*** PAGE TEXT Section Begins ***
Impulsivity is a heritable trait in rodents and associated with a novel quantitative trait locus on chromosome 1

Abstract

Impulsivity describes the tendency to act prematurely without appropriate foresight and is symptomatic of a number of neuropsychiatric disorders. Although a number of genes for impulsivity have been identified, no study to date has carried out an unbiased, genome-wide approach to identify genetic markers associated with impulsivity in experimental animals. Herein we report a linkage study of a six-generational pedigree of adult rats phenotyped for one dimension of impulsivity, namely premature responding on the five-choice serial reaction time task, combined with genome wide sequencing and transcriptome analysis to identify candidate genes associated with the expression of the impulsivity trait. Premature responding was found to be heritable (h² = 13-16%), with significant linkage (LOD 5.2) identified on chromosome 1. Fine mapping of this locus identified a number of polymorphic candidate genes, however only one, beta haemoglobin, was differentially expressed in both the founder strain and F6 generation. These findings provide novel insights into the genetic substrates and putative neurobiological mechanisms of impulsivity with broader translational relevance for impulsivity-related disorders in humans.

Figure 1

Summary of the multigenerational pedigree structure and breeding scheme used to enrich impulsivity in rat offspring. One HI male (far left) was crossed with 9 non-phenotyped females (represented by open circles). Following phenotyping for impulsivity on the 5CSRTT, high-impulsive male and female rats were crossed. A low-impulsive line was established by crossing low-impulsive male and female rats. Red denotes high-impulsivity (mean number of premature responses ≥ 49); blue denotes low-impulsivity (mean number of premature responses ≤ 48); square boxes denote males; circles denote females.

Figure 2

Heritability of impulsivity. (A) Percentage of rats expressing either high (HI) and low (LI) impulsivity across the entire pedigree. 54% of rats were HI, while 46% were LI. (B) The percentage of offspring in each litter expressing HI was significantly greater in those selectively bred for high (HI x HI) rather than low (LI x LI) impulsivity (*p < 0.01, main effect of breeding, two-way ANOVA). (C) The quantitative magnitude of the impulsivity phenotype (average premature responses) was found to be significantly greater in HI offspring of litters bred selectively for HI (HI x HI) compared to LI (LI x LI), while no difference was observed for LI offspring of either lineage (*p < 0.01, main effect of breeding, ^p < 0.05, main effect of phenotype, ^#p < 0.05, interaction between breeding and phenotype). (D) This effect was moderated by gender, with the average premature responding of male HI rats from HIxHI pairings significantly greater than female rats within these litters, as well as male and female rats from LI x LI pairings (*p < 0.05 main effect of breeding, #p < 0.05 breeding x sex interaction). (E,F) Mid parental-offspring correlation heritability estimates (h²) confirmed a significant heritability of this trait. Shown are (E) percentage premature response means in parents (x-axis) and offspring (y-axis) and (F) absolute number of premature responses in parents (x-axis) and offspring (y-axis). Results indicate a 44% significant correlation (p = 0.00129 and h² = 16% for data shown in (E) and a 43% significant correlation (p = 0.00182) and h² = 13% for data shown in (F).
*** PAGE TEXT Section Ends ***
*** RECORDED DATA Section Begins ***
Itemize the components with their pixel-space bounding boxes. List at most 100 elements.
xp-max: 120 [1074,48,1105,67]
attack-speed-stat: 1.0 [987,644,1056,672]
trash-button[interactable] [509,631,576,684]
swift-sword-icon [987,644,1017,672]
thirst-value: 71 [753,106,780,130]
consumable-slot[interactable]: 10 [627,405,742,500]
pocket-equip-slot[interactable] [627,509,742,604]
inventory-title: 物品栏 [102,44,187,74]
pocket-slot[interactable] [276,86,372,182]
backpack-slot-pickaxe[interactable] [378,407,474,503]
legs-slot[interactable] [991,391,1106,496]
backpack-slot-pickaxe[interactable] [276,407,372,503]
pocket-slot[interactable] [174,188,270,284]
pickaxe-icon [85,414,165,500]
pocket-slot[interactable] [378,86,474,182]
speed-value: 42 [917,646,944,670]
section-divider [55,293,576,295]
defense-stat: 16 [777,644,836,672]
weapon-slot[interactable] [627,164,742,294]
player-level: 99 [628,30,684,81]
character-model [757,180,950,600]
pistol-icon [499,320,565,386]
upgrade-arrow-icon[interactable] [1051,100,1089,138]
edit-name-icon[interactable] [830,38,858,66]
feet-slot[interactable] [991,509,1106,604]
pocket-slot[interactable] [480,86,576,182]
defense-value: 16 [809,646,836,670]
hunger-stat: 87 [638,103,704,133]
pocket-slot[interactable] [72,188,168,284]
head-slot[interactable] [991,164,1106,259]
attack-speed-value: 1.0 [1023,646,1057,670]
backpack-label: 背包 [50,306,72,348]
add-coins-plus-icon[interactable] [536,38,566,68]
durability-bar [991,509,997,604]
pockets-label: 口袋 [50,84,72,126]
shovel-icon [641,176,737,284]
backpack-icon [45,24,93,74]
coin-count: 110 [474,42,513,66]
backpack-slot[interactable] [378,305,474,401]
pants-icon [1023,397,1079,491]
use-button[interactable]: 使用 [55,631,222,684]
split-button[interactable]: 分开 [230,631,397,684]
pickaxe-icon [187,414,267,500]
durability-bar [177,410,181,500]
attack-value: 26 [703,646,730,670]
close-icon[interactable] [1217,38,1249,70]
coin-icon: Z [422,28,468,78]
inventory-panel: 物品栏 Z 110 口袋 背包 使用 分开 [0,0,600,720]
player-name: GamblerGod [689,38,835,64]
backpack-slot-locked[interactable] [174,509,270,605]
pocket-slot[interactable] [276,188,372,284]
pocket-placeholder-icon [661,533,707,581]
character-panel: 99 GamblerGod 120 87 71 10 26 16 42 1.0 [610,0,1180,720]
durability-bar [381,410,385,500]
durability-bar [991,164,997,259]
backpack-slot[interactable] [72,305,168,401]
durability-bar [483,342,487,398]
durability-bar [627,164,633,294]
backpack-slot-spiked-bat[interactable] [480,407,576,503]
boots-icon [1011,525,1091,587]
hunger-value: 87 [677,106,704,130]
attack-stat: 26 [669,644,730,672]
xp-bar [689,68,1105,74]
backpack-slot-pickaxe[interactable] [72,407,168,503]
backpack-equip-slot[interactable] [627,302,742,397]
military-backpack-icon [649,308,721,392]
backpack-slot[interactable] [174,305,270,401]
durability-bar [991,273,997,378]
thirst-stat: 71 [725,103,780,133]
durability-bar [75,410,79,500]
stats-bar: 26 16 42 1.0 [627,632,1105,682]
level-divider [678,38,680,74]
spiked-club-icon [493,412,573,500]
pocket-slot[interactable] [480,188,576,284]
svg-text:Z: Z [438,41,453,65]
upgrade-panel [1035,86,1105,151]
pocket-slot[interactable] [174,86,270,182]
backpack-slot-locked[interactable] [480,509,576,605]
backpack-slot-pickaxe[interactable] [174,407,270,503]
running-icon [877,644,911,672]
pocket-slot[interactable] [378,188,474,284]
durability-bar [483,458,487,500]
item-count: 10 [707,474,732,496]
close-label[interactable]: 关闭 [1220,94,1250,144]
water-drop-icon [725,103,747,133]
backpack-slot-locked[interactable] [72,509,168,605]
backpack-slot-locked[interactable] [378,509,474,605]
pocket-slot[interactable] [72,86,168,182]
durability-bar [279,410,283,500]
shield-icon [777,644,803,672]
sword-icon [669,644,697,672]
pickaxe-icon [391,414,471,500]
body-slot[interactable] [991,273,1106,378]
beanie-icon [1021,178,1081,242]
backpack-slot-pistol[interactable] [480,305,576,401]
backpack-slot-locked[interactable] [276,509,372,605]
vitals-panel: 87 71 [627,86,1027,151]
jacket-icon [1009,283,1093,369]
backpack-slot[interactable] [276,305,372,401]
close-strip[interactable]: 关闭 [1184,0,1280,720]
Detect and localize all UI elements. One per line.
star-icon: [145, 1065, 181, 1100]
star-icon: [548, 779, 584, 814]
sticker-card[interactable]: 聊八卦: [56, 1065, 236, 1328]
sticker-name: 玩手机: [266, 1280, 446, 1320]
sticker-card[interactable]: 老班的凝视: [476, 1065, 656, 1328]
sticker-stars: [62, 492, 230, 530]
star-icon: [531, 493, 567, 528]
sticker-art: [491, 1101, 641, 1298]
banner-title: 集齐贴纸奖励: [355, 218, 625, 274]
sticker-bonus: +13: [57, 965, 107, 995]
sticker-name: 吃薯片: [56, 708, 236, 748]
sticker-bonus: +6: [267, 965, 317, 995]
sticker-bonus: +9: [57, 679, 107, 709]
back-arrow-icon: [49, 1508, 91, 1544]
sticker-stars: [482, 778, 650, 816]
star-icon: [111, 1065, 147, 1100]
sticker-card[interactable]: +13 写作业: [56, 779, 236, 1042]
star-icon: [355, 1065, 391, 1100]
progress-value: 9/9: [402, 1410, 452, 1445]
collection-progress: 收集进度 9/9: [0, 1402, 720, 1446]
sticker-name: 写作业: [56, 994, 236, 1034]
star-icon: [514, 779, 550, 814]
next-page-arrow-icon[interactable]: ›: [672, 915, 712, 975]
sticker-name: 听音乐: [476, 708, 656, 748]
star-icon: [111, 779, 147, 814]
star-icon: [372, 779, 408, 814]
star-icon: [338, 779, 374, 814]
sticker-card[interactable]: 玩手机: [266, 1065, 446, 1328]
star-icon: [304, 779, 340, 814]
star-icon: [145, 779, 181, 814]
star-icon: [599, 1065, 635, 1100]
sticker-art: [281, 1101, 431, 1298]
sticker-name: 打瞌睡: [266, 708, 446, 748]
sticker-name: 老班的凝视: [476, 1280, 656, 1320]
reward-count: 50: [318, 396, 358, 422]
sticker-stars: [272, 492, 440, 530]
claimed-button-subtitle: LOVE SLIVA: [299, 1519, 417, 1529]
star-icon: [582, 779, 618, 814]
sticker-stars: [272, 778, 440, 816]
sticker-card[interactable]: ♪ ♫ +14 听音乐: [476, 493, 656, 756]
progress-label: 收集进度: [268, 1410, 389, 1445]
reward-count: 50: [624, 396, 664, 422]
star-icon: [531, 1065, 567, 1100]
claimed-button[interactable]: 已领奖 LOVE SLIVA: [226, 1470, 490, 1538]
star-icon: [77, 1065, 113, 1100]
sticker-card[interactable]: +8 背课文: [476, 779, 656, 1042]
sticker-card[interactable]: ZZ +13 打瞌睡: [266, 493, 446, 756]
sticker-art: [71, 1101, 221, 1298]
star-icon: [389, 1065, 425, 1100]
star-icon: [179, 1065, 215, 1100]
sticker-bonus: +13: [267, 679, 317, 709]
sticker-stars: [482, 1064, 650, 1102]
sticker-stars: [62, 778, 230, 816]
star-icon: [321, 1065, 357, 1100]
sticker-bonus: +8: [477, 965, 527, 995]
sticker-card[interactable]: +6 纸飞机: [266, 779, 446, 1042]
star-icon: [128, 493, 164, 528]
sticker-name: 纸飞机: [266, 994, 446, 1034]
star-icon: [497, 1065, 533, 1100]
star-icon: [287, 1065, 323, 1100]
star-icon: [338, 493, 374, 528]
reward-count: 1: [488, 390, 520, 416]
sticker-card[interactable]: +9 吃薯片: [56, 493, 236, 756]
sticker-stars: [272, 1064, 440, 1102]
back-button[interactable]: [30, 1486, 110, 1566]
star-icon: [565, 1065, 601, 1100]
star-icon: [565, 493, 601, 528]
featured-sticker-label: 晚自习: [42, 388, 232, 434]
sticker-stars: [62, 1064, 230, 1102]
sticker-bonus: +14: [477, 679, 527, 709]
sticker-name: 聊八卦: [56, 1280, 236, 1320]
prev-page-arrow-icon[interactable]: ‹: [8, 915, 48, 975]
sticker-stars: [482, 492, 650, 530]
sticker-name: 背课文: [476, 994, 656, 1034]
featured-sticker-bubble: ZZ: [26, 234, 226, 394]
*** RECORDED DATA Section Ends ***
### TASK OBJECTIVE:
Summarize the text on impulsivity in rats in two sentences.

### EXPECTED ANSWER:
A linkage study of a six-generation rat pedigree, phenotyped for premature responding on the five-choice serial reaction time task and combined with genome-wide sequencing and transcriptome analysis, found this dimension of impulsivity to be heritable (h² = 13-16%), with significant linkage (LOD 5.2) on chromosome 1. Fine mapping of that locus turned up several polymorphic candidate genes, but only beta haemoglobin was differentially expressed in both the founder strain and the F6 generation.